▶ _Work required_:
Find all the lines with "mercado" and gather them.
[BEGIN Supplied material]
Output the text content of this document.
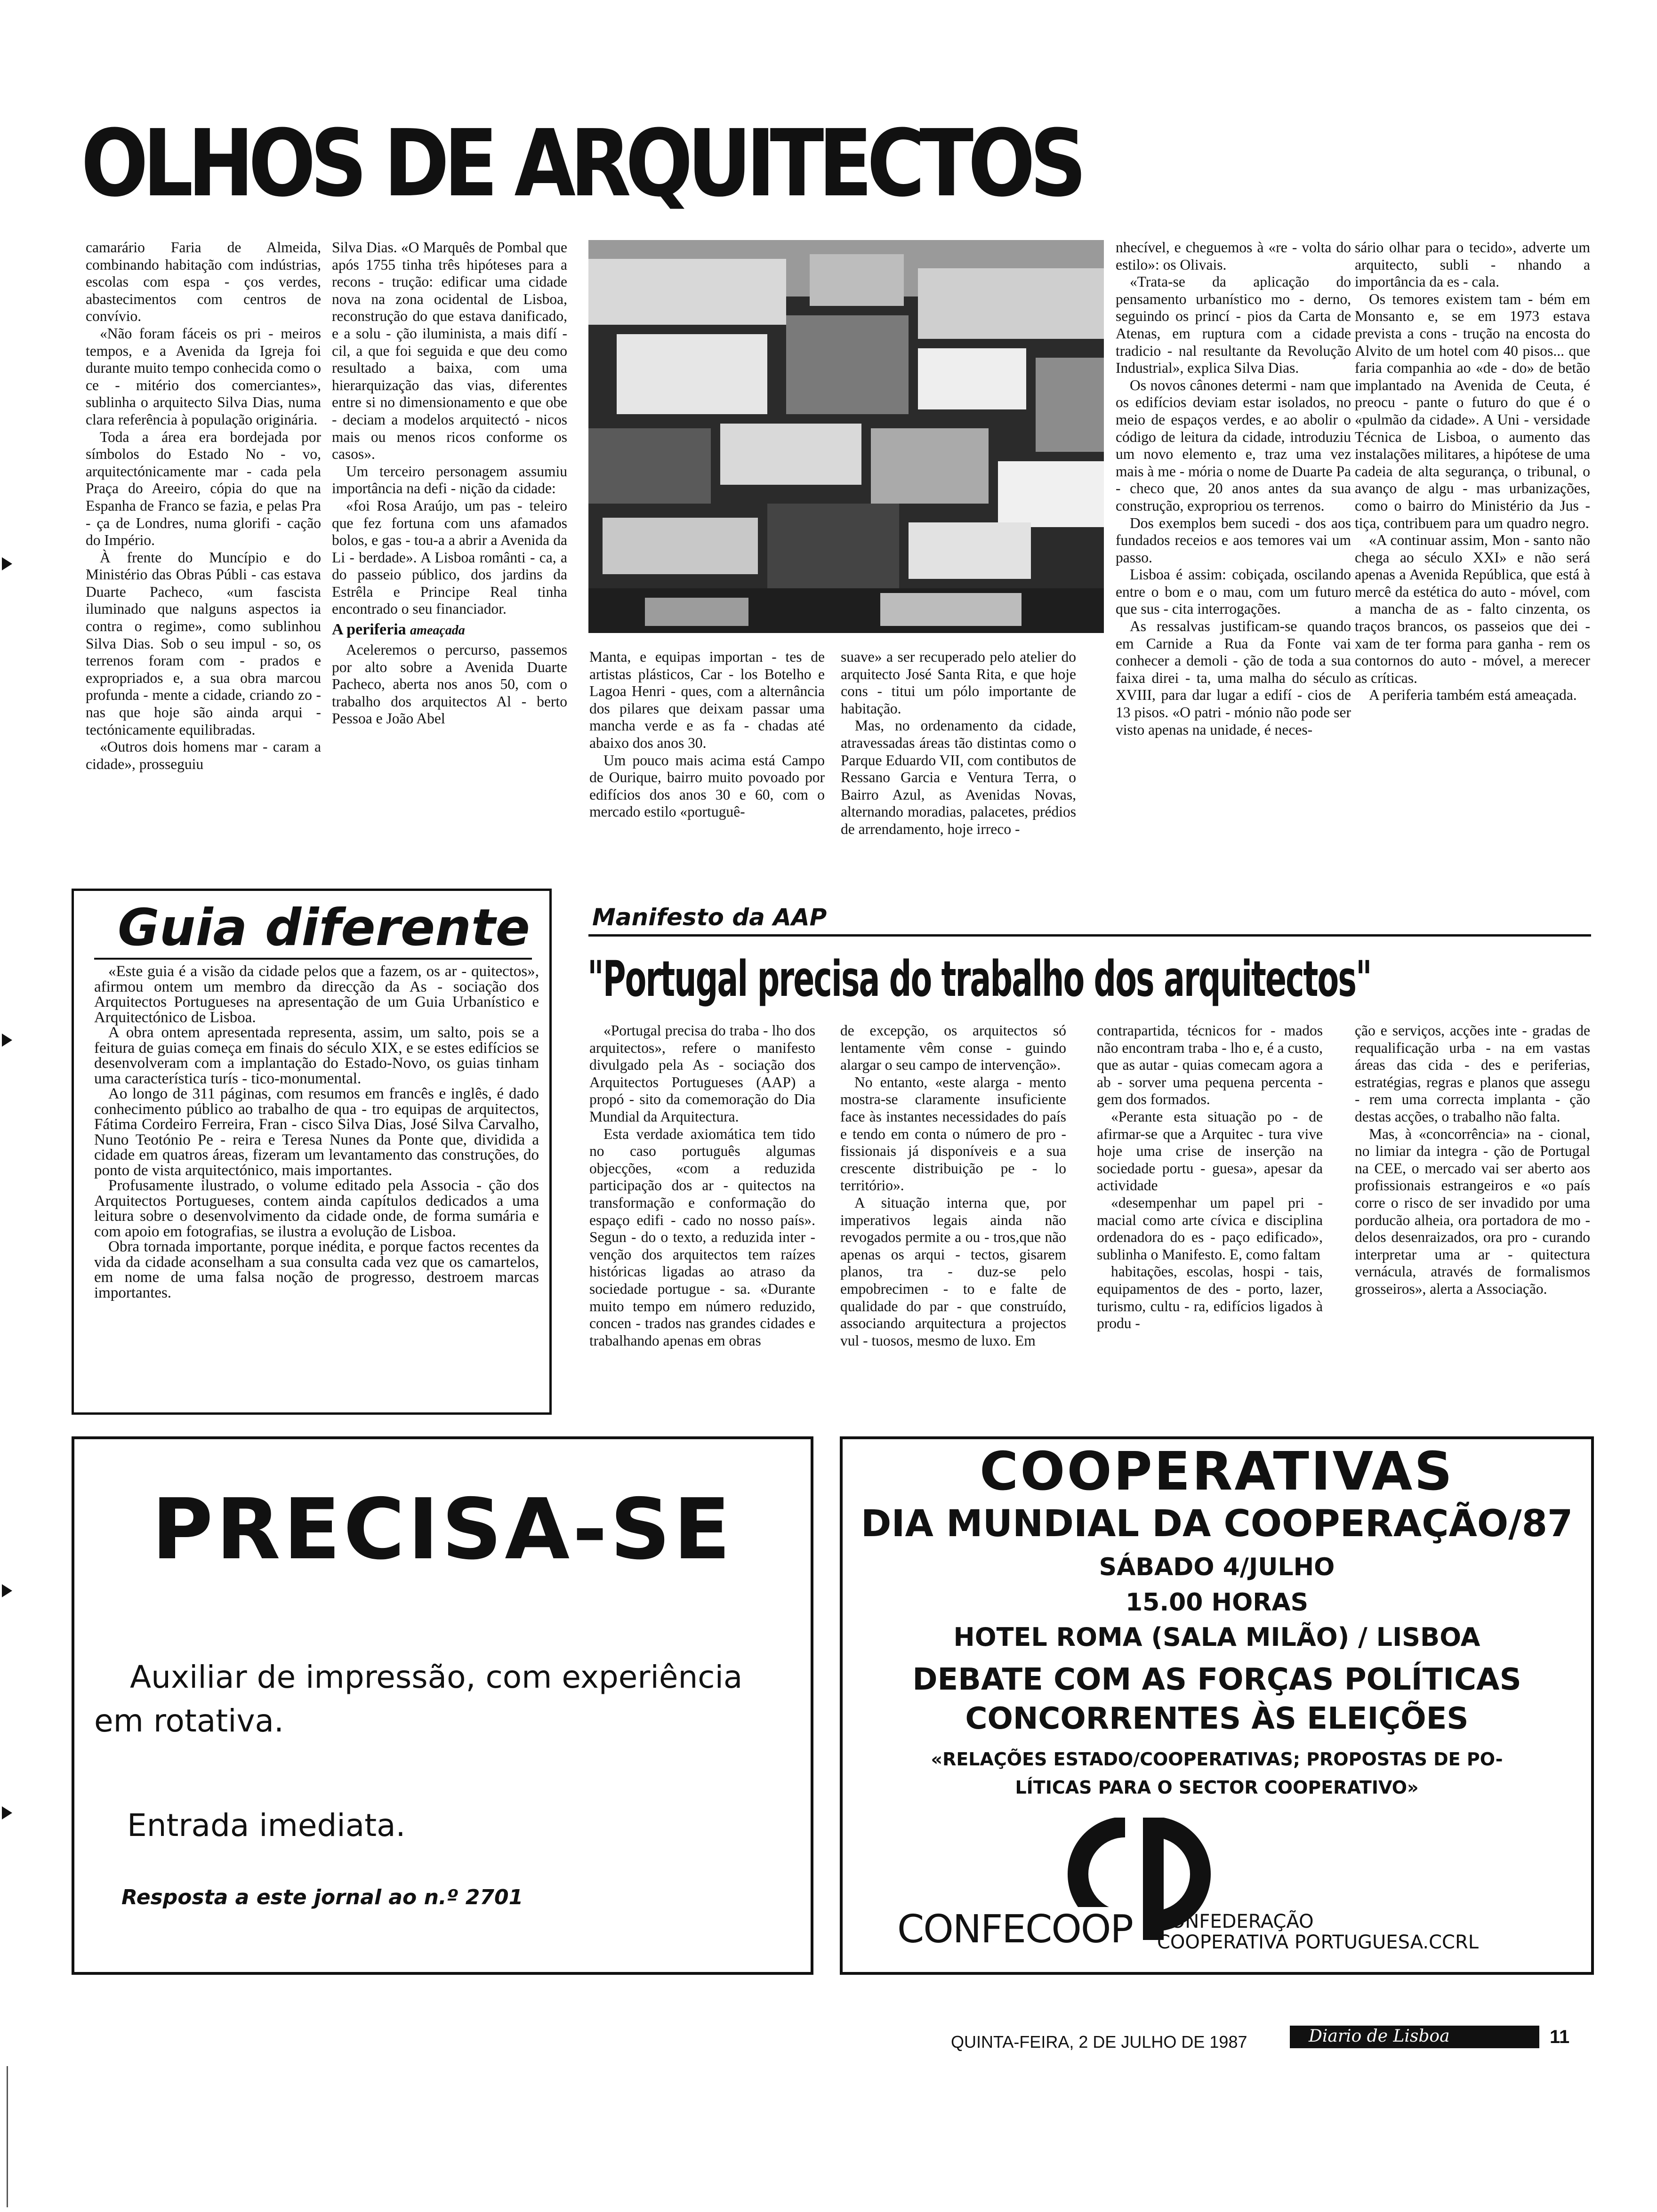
OLHOS DE ARQUITECTOS

camarário Faria de Almeida, combinando habitação com indústrias, escolas com espa - ços verdes, abastecimentos com centros de convívio.

«Não foram fáceis os pri - meiros tempos, e a Avenida da Igreja foi durante muito tempo conhecida como o ce - mitério dos comerciantes», sublinha o arquitecto Silva Dias, numa clara referência à população originária.

Toda a área era bordejada por símbolos do Estado No - vo, arquitectónicamente mar - cada pela Praça do Areeiro, cópia do que na Espanha de Franco se fazia, e pelas Pra - ça de Londres, numa glorifi - cação do Império.

À frente do Muncípio e do Ministério das Obras Públi - cas estava Duarte Pacheco, «um fascista iluminado que nalguns aspectos ia contra o regime», como sublinhou Silva Dias. Sob o seu impul - so, os terrenos foram com - prados e expropriados e, a sua obra marcou profunda - mente a cidade, criando zo - nas que hoje são ainda arqui - tectónicamente equilibradas.

«Outros dois homens mar - caram a cidade», prosseguiu

Silva Dias. «O Marquês de Pombal que após 1755 tinha três hipóteses para a recons - trução: edificar uma cidade nova na zona ocidental de Lisboa, reconstrução do que estava danificado, e a solu - ção iluminista, a mais difí - cil, a que foi seguida e que deu como resultado a baixa, com uma hierarquização das vias, diferentes entre si no dimensionamento e que obe - deciam a modelos arquitectó - nicos mais ou menos ricos conforme os casos».

Um terceiro personagem assumiu importância na defi - nição da cidade:

«foi Rosa Araújo, um pas - teleiro que fez fortuna com uns afamados bolos, e gas - tou-a a abrir a Avenida da Li - berdade». A Lisboa românti - ca, a do passeio público, dos jardins da Estrêla e Principe Real tinha encontrado o seu financiador.

A periferia ameaçada

Aceleremos o percurso, passemos por alto sobre a Avenida Duarte Pacheco, aberta nos anos 50, com o trabalho dos arquitectos Al - berto Pessoa e João Abel

Manta, e equipas importan - tes de artistas plásticos, Car - los Botelho e Lagoa Henri - ques, com a alternância dos pilares que deixam passar uma mancha verde e as fa - chadas até abaixo dos anos 30.

Um pouco mais acima está Campo de Ourique, bairro muito povoado por edifícios dos anos 30 e 60, com o mercado estilo «portuguê-

suave» a ser recuperado pelo atelier do arquitecto José Santa Rita, e que hoje cons - titui um pólo importante de habitação.

Mas, no ordenamento da cidade, atravessadas áreas tão distintas como o Parque Eduardo VII, com contibutos de Ressano Garcia e Ventura Terra, o Bairro Azul, as Avenidas Novas, alternando moradias, palacetes, prédios de arrendamento, hoje irreco -

nhecível, e cheguemos à «re - volta do estilo»: os Olivais.

«Trata-se da aplicação do pensamento urbanístico mo - derno, seguindo os princí - pios da Carta de Atenas, em ruptura com a cidade tradicio - nal resultante da Revolução Industrial», explica Silva Dias.

Os novos cânones determi - nam que os edifícios deviam estar isolados, no meio de espaços verdes, e ao abolir o código de leitura da cidade, introduziu um novo elemento e, traz uma vez mais à me - mória o nome de Duarte Pa - checo que, 20 anos antes da sua construção, expropriou os terrenos.

Dos exemplos bem sucedi - dos aos fundados receios e aos temores vai um passo.

Lisboa é assim: cobiçada, oscilando entre o bom e o mau, com um futuro que sus - cita interrogações.

As ressalvas justificam-se quando em Carnide a Rua da Fonte vai conhecer a demoli - ção de toda a sua faixa direi - ta, uma malha do século XVIII, para dar lugar a edifí - cios de 13 pisos. «O patri - mónio não pode ser visto apenas na unidade, é neces-

sário olhar para o tecido», adverte um arquitecto, subli - nhando a importância da es - cala.

Os temores existem tam - bém em Monsanto e, se em 1973 estava prevista a cons - trução na encosta do Alvito de um hotel com 40 pisos... que faria companhia ao «de - do» de betão implantado na Avenida de Ceuta, é preocu - pante o futuro do que é o «pulmão da cidade». A Uni - versidade Técnica de Lisboa, o aumento das instalações militares, a hipótese de uma cadeia de alta segurança, o tribunal, o avanço de algu - mas urbanizações, como o bairro do Ministério da Jus - tiça, contribuem para um quadro negro.

«A continuar assim, Mon - santo não chega ao século XXI» e não será apenas a Avenida República, que está à mercê da estética do auto - móvel, com a mancha de as - falto cinzenta, os traços brancos, os passeios que dei - xam de ter forma para ganha - rem os contornos do auto - móvel, a merecer as críticas.

A periferia também está ameaçada.

Guia diferente

«Este guia é a visão da cidade pelos que a fazem, os ar - quitectos», afirmou ontem um membro da direcção da As - sociação dos Arquitectos Portugueses na apresentação de um Guia Urbanístico e Arquitectónico de Lisboa.

A obra ontem apresentada representa, assim, um salto, pois se a feitura de guias começa em finais do século XIX, e se estes edifícios se desenvolveram com a implantação do Estado-Novo, os guias tinham uma característica turís - tico-monumental.

Ao longo de 311 páginas, com resumos em francês e inglês, é dado conhecimento público ao trabalho de qua - tro equipas de arquitectos, Fátima Cordeiro Ferreira, Fran - cisco Silva Dias, José Silva Carvalho, Nuno Teotónio Pe - reira e Teresa Nunes da Ponte que, dividida a cidade em quatros áreas, fizeram um levantamento das construções, do ponto de vista arquitectónico, mais importantes.

Profusamente ilustrado, o volume editado pela Associa - ção dos Arquitectos Portugueses, contem ainda capítulos dedicados a uma leitura sobre o desenvolvimento da cidade onde, de forma sumária e com apoio em fotografias, se ilustra a evolução de Lisboa.

Obra tornada importante, porque inédita, e porque factos recentes da vida da cidade aconselham a sua consulta cada vez que os camartelos, em nome de uma falsa noção de progresso, destroem marcas importantes.

Manifesto da AAP
"Portugal precisa do trabalho dos arquitectos"

«Portugal precisa do traba - lho dos arquitectos», refere o manifesto divulgado pela As - sociação dos Arquitectos Portugueses (AAP) a propó - sito da comemoração do Dia Mundial da Arquitectura.

Esta verdade axiomática tem tido no caso português algumas objecções, «com a reduzida participação dos ar - quitectos na transformação e conformação do espaço edifi - cado no nosso país». Segun - do o texto, a reduzida inter - venção dos arquitectos tem raízes históricas ligadas ao atraso da sociedade portugue - sa. «Durante muito tempo em número reduzido, concen - trados nas grandes cidades e trabalhando apenas em obras

de excepção, os arquitectos só lentamente vêm conse - guindo alargar o seu campo de intervenção».

No entanto, «este alarga - mento mostra-se claramente insuficiente face às instantes necessidades do país e tendo em conta o número de pro - fissionais já disponíveis e a sua crescente distribuição pe - lo território».

A situação interna que, por imperativos legais ainda não revogados permite a ou - tros,que não apenas os arqui - tectos, gisarem planos, tra - duz-se pelo empobrecimen - to e falte de qualidade do par - que construído, associando arquitectura a projectos vul - tuosos, mesmo de luxo. Em

contrapartida, técnicos for - mados não encontram traba - lho e, é a custo, que as autar - quias comecam agora a ab - sorver uma pequena percenta - gem dos formados.

«Perante esta situação po - de afirmar-se que a Arquitec - tura vive hoje uma crise de inserção na sociedade portu - guesa», apesar da actividade

«desempenhar um papel pri - macial como arte cívica e disciplina ordenadora do es - paço edificado», sublinha o Manifesto. E, como faltam

habitações, escolas, hospi - tais, equipamentos de des - porto, lazer, turismo, cultu - ra, edifícios ligados à produ -

ção e serviços, acções inte - gradas de requalificação urba - na em vastas áreas das cida - des e periferias, estratégias, regras e planos que assegu - rem uma correcta implanta - ção destas acções, o trabalho não falta.

Mas, à «concorrência» na - cional, no limiar da integra - ção de Portugal na CEE, o mercado vai ser aberto aos profissionais estrangeiros e «o país corre o risco de ser invadido por uma porducão alheia, ora portadora de mo - delos desenraizados, ora pro - curando interpretar uma ar - quitectura vernácula, através de formalismos grosseiros», alerta a Associação.

PRECISA-SE
Auxiliar de impressão, com experiência
em rotativa.
Entrada imediata.
Resposta a este jornal ao n.º 2701
COOPERATIVAS
DIA MUNDIAL DA COOPERAÇÃO/87
SÁBADO 4/JULHO
15.00 HORAS
HOTEL ROMA (SALA MILÃO) / LISBOA
DEBATE COM AS FORÇAS POLÍTICAS
CONCORRENTES ÀS ELEIÇÕES
«RELAÇÕES ESTADO/COOPERATIVAS; PROPOSTAS DE PO-
LÍTICAS PARA O SECTOR COOPERATIVO»
CONFECOOP CONFEDERAÇÃO
COOPERATIVA PORTUGUESA.CCRL
QUINTA-FEIRA, 2 DE JULHO DE 1987	Diario de Lisboa	11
[END Supplied material]
▶ _Response below_:
Um pouco mais acima está Campo de Ourique, bairro muito povoado por edifícios dos anos 30 e 60, com o mercado estilo «portuguê-
Mas, à «concorrência» na - cional, no limiar da integra - ção de Portugal na CEE, o mercado vai ser aberto aos profissionais estrangeiros e «o país corre o risco de ser invadido por uma porducão alheia, ora portadora de mo - delos desenraizados, ora pro - curando interpretar uma ar - quitectura vernácula, através de formalismos grosseiros», alerta a Associação.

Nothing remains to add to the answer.